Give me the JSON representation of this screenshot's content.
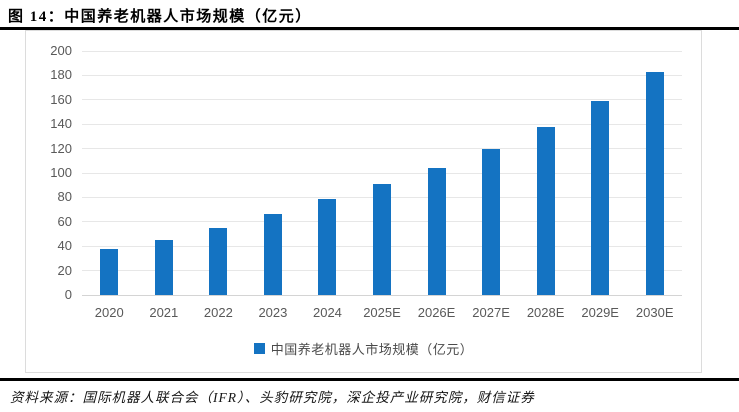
{
  "header": {
    "title": "图 14：中国养老机器人市场规模（亿元）"
  },
  "chart_data": {
    "type": "bar",
    "title": "中国养老机器人市场规模（亿元）",
    "legend": "中国养老机器人市场规模（亿元）",
    "legend_position": "bottom",
    "categories": [
      "2020",
      "2021",
      "2022",
      "2023",
      "2024",
      "2025E",
      "2026E",
      "2027E",
      "2028E",
      "2029E",
      "2030E"
    ],
    "values": [
      38,
      45,
      55,
      66,
      79,
      91,
      104,
      120,
      138,
      159,
      183
    ],
    "xlabel": "",
    "ylabel": "",
    "ylim": [
      0,
      200
    ],
    "ytick_step": 20,
    "grid": true,
    "colors": {
      "bar": "#1473c2",
      "gridline": "#e7e7e7",
      "axis_line": "#d4d4d4",
      "tick_text": "#595959",
      "frame_border": "#dcdcdc",
      "rule": "#000000"
    }
  },
  "footer": {
    "source": "资料来源：国际机器人联合会（IFR）、头豹研究院，深企投产业研究院，财信证券"
  }
}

******************************

WHAT NEEDS TO BE DONE: Restate the data above word for word. Skip every picture.

RESULT OF THE EXERCISE:
Give me the JSON representation of this screenshot's content.
{
  "header": {
    "title": "图 14：中国养老机器人市场规模（亿元）"
  },
  "chart_data": {
    "type": "bar",
    "title": "中国养老机器人市场规模（亿元）",
    "legend": "中国养老机器人市场规模（亿元）",
    "legend_position": "bottom",
    "categories": [
      "2020",
      "2021",
      "2022",
      "2023",
      "2024",
      "2025E",
      "2026E",
      "2027E",
      "2028E",
      "2029E",
      "2030E"
    ],
    "values": [
      38,
      45,
      55,
      66,
      79,
      91,
      104,
      120,
      138,
      159,
      183
    ],
    "xlabel": "",
    "ylabel": "",
    "ylim": [
      0,
      200
    ],
    "ytick_step": 20,
    "grid": true,
    "colors": {
      "bar": "#1473c2",
      "gridline": "#e7e7e7",
      "axis_line": "#d4d4d4",
      "tick_text": "#595959",
      "frame_border": "#dcdcdc",
      "rule": "#000000"
    }
  },
  "footer": {
    "source": "资料来源：国际机器人联合会（IFR）、头豹研究院，深企投产业研究院，财信证券"
  }
}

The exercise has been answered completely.